• [Problem description] Swap "point" for "marker" in the listing from its first line through the line with "y-tick-label: 12 [93, 303, 122, 334]", and write out those lines with everything else unchanged.

☆ ☆ ☆ ☆ ☆

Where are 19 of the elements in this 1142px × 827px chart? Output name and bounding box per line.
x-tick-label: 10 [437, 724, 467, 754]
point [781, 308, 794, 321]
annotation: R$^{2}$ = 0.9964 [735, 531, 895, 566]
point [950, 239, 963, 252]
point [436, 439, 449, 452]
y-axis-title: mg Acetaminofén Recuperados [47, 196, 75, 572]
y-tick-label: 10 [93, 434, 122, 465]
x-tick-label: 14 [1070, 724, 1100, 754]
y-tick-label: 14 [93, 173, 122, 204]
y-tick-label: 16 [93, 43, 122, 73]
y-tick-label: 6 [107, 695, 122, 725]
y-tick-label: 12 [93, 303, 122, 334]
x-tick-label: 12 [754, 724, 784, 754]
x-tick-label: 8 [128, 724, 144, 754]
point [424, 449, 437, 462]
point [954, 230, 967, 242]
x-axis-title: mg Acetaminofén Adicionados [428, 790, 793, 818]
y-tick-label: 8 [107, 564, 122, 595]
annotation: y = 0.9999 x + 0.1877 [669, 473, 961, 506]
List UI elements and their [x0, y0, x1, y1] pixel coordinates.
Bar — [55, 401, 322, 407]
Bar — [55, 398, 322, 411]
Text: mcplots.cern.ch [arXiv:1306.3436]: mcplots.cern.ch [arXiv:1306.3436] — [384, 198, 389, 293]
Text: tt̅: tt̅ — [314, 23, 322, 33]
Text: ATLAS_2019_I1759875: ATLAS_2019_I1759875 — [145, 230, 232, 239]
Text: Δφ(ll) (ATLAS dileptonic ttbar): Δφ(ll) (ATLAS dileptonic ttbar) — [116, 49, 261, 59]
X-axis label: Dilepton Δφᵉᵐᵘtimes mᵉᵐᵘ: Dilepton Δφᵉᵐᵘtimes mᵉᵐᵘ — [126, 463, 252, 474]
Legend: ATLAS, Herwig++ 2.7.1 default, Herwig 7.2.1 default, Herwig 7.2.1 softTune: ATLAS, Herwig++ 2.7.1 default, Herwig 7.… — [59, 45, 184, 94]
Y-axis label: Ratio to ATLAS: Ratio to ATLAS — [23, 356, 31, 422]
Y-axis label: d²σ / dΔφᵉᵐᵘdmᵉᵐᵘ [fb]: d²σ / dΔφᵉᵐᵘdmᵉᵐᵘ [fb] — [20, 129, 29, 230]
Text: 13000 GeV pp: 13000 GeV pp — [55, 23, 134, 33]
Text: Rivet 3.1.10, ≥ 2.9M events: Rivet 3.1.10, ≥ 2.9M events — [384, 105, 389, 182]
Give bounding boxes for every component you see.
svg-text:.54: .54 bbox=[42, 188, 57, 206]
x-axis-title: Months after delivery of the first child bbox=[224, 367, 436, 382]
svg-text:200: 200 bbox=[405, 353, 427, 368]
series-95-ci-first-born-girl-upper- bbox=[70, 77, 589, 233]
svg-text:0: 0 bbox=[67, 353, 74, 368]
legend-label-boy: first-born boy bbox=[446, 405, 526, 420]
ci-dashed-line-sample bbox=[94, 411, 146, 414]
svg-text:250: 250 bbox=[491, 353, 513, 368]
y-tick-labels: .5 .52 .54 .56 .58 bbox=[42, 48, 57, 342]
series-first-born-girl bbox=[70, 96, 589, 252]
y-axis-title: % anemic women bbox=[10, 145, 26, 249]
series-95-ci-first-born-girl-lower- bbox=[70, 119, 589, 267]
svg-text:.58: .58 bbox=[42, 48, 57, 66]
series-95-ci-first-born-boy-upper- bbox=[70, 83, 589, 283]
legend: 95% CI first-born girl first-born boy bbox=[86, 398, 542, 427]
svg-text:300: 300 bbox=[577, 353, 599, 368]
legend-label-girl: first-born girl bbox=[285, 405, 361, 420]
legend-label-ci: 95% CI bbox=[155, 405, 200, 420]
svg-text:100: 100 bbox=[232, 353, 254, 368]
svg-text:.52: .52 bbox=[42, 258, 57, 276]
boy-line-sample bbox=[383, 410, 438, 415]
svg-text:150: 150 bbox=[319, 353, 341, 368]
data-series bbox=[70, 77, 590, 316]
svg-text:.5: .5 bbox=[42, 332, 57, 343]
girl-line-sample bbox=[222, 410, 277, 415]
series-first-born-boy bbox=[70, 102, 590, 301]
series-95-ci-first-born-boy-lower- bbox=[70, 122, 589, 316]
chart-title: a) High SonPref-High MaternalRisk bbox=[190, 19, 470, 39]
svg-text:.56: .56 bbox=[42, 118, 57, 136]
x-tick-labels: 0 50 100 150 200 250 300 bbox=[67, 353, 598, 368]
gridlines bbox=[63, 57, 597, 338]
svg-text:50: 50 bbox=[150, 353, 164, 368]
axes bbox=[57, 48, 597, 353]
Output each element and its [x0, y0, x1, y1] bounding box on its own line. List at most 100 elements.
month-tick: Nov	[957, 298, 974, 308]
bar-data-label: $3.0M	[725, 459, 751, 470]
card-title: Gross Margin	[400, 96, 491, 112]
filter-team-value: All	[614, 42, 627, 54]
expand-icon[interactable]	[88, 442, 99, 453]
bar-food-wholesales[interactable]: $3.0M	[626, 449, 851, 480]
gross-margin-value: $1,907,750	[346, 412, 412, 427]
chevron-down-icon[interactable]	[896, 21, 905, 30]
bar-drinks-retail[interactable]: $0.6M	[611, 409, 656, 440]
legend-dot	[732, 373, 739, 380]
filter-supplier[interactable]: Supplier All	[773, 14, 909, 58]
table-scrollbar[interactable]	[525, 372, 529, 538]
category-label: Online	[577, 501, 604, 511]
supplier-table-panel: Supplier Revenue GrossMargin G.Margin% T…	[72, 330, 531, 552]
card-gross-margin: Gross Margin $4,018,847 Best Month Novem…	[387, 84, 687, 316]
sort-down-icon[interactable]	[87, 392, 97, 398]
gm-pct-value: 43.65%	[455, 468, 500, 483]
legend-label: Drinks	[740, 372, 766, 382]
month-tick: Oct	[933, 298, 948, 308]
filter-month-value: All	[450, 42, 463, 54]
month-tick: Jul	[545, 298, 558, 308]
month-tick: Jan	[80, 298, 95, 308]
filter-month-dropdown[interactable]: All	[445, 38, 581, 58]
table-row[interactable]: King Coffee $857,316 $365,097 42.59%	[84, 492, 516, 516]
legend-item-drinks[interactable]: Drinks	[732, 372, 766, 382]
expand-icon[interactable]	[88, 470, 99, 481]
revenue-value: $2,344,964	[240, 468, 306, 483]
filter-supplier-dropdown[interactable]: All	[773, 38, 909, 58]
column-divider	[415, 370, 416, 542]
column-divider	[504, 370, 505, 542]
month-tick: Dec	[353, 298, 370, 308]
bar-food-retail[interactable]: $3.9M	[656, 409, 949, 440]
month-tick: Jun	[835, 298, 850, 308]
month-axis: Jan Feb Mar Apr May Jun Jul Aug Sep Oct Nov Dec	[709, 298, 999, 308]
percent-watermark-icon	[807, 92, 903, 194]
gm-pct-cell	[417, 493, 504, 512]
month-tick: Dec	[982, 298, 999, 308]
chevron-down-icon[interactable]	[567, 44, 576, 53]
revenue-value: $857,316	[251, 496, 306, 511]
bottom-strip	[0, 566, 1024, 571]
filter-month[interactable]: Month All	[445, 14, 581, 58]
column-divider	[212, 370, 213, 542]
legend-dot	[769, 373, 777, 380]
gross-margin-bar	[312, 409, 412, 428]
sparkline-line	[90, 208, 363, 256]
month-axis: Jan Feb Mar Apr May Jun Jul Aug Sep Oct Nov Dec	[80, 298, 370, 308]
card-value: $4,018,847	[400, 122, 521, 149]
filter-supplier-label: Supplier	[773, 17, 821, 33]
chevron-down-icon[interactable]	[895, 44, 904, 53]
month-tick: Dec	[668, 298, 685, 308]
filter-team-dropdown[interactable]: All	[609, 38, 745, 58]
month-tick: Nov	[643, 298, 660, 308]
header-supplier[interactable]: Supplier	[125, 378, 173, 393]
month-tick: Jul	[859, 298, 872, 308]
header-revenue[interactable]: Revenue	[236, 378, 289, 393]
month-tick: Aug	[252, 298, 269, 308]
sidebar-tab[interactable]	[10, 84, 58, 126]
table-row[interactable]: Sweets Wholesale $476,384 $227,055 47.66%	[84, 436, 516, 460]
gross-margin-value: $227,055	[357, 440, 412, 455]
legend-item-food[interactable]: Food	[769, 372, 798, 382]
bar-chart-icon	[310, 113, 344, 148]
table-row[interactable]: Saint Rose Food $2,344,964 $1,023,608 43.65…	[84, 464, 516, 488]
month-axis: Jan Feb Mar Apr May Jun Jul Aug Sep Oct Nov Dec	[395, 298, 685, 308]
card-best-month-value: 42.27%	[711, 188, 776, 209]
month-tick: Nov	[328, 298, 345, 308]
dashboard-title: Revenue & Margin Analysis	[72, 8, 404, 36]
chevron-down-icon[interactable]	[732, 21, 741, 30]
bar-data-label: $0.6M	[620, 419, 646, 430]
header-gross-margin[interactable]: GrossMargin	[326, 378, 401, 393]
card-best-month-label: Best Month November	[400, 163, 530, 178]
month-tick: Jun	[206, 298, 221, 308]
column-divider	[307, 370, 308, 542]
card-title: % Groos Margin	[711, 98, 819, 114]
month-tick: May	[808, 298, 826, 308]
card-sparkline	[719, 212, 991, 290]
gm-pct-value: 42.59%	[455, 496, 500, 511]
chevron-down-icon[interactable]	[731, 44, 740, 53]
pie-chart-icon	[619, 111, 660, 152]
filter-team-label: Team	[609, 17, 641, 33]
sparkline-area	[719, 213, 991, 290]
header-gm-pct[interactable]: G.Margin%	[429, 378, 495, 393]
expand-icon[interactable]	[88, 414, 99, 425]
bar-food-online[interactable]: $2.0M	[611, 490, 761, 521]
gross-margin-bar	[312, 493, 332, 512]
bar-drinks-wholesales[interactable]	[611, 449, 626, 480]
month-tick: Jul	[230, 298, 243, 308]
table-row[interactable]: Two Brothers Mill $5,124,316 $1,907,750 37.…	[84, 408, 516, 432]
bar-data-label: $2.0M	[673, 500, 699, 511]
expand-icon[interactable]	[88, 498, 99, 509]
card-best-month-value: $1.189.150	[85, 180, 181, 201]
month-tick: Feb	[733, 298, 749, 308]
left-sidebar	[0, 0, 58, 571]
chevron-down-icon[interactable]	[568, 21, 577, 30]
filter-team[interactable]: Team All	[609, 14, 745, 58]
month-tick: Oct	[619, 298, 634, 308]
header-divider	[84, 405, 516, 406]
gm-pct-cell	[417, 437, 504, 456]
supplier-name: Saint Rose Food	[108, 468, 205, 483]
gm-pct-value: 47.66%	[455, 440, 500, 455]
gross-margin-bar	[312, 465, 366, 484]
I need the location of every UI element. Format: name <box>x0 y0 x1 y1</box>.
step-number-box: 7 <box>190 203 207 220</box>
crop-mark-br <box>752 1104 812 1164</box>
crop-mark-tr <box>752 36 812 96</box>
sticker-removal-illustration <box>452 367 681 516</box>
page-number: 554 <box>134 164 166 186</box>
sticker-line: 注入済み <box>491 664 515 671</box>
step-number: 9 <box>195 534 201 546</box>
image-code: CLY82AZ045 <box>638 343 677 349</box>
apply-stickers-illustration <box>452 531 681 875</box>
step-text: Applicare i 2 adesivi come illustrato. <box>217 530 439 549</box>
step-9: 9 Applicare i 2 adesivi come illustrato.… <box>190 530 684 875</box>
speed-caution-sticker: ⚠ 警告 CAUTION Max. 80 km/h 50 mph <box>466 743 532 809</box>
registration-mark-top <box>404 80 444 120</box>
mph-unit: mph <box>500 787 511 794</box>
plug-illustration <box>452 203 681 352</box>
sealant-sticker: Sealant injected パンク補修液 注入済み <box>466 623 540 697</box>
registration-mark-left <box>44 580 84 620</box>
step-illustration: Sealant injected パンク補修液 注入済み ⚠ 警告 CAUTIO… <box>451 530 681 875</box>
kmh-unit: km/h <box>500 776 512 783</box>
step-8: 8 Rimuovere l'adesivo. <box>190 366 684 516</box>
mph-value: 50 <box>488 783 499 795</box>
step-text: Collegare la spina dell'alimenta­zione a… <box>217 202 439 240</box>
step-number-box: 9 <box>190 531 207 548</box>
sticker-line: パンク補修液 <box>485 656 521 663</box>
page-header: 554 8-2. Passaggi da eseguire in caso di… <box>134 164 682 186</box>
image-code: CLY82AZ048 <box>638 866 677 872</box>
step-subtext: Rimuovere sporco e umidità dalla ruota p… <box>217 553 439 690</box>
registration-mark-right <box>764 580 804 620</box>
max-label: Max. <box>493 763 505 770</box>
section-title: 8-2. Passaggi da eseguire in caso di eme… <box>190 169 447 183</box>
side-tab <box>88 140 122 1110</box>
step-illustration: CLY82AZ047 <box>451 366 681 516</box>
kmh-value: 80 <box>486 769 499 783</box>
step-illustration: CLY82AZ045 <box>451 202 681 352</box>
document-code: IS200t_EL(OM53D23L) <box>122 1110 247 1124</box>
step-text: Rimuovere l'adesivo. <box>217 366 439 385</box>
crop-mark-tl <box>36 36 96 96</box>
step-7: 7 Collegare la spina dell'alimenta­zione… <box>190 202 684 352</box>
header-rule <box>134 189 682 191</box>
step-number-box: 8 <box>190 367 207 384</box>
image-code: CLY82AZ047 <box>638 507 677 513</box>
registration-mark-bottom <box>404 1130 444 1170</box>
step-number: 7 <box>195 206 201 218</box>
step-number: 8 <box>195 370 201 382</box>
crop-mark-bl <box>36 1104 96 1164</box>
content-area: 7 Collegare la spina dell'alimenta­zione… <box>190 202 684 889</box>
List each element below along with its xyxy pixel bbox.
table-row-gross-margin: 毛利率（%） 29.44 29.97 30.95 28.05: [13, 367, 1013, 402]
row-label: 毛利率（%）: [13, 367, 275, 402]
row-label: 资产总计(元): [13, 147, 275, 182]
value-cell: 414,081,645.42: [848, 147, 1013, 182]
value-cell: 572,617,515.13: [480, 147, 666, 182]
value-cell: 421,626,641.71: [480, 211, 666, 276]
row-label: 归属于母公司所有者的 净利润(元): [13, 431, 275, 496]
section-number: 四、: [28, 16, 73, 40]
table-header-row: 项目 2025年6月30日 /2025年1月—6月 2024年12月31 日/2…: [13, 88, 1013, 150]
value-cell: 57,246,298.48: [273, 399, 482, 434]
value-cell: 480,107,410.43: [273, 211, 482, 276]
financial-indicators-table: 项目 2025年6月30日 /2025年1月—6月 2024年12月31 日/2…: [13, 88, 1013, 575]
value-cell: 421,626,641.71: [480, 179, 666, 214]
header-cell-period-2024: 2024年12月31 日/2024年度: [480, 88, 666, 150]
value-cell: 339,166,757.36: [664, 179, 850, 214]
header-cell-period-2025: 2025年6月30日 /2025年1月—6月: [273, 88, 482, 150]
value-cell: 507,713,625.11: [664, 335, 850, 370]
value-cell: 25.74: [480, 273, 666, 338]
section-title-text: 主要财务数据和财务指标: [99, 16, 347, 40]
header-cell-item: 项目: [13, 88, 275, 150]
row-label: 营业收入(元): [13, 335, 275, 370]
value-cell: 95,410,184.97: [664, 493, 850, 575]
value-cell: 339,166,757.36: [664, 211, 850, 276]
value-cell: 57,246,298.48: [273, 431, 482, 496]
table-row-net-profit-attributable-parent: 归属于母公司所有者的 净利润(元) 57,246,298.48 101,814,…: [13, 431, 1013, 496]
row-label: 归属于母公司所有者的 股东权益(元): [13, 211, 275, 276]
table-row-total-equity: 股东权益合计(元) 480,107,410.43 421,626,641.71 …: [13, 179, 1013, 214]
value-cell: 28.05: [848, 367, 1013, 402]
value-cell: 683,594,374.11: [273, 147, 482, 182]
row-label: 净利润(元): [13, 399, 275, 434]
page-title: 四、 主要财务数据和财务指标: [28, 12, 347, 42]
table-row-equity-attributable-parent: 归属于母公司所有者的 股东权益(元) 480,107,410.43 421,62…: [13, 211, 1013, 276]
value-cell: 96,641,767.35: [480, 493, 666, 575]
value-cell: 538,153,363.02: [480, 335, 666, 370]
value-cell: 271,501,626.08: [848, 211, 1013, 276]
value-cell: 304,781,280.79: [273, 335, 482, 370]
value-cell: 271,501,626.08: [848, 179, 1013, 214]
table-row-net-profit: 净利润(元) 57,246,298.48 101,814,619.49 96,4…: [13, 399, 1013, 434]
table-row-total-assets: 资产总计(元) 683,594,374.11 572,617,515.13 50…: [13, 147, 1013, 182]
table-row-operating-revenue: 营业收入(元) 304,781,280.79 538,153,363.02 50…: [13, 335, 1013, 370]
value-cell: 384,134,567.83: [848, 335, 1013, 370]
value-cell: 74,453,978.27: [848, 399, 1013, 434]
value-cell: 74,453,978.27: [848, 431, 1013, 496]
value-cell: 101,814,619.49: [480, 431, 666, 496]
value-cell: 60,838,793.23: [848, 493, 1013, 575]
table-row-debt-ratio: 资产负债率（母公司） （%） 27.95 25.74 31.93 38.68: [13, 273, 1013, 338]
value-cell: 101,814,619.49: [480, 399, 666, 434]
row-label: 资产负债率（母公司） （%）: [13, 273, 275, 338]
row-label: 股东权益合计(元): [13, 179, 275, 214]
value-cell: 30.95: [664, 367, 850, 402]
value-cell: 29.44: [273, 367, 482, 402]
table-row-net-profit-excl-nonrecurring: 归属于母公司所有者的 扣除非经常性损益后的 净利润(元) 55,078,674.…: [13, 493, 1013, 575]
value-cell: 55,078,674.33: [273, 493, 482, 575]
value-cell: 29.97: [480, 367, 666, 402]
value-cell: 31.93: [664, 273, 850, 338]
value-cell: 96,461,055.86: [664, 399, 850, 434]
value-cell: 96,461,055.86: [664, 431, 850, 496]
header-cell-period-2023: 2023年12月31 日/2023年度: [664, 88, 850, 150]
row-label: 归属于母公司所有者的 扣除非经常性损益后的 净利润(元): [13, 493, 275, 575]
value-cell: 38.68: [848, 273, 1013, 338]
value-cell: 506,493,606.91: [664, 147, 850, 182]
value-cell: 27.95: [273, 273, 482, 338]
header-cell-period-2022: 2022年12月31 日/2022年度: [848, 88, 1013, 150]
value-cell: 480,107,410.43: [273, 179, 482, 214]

☆ ☆ ☆ ☆ ☆

• [Final result]
Where are 19 of the elements in this 1142px × 827px chart? Output name and bounding box per line.
x-tick-label: 10 [437, 724, 467, 754]
marker [781, 308, 794, 321]
annotation: R$^{2}$ = 0.9964 [735, 531, 895, 566]
marker [950, 239, 963, 252]
marker [436, 439, 449, 452]
y-axis-title: mg Acetaminofén Recuperados [47, 196, 75, 572]
y-tick-label: 10 [93, 434, 122, 465]
x-tick-label: 14 [1070, 724, 1100, 754]
y-tick-label: 14 [93, 173, 122, 204]
y-tick-label: 16 [93, 43, 122, 73]
y-tick-label: 6 [107, 695, 122, 725]
y-tick-label: 12 [93, 303, 122, 334]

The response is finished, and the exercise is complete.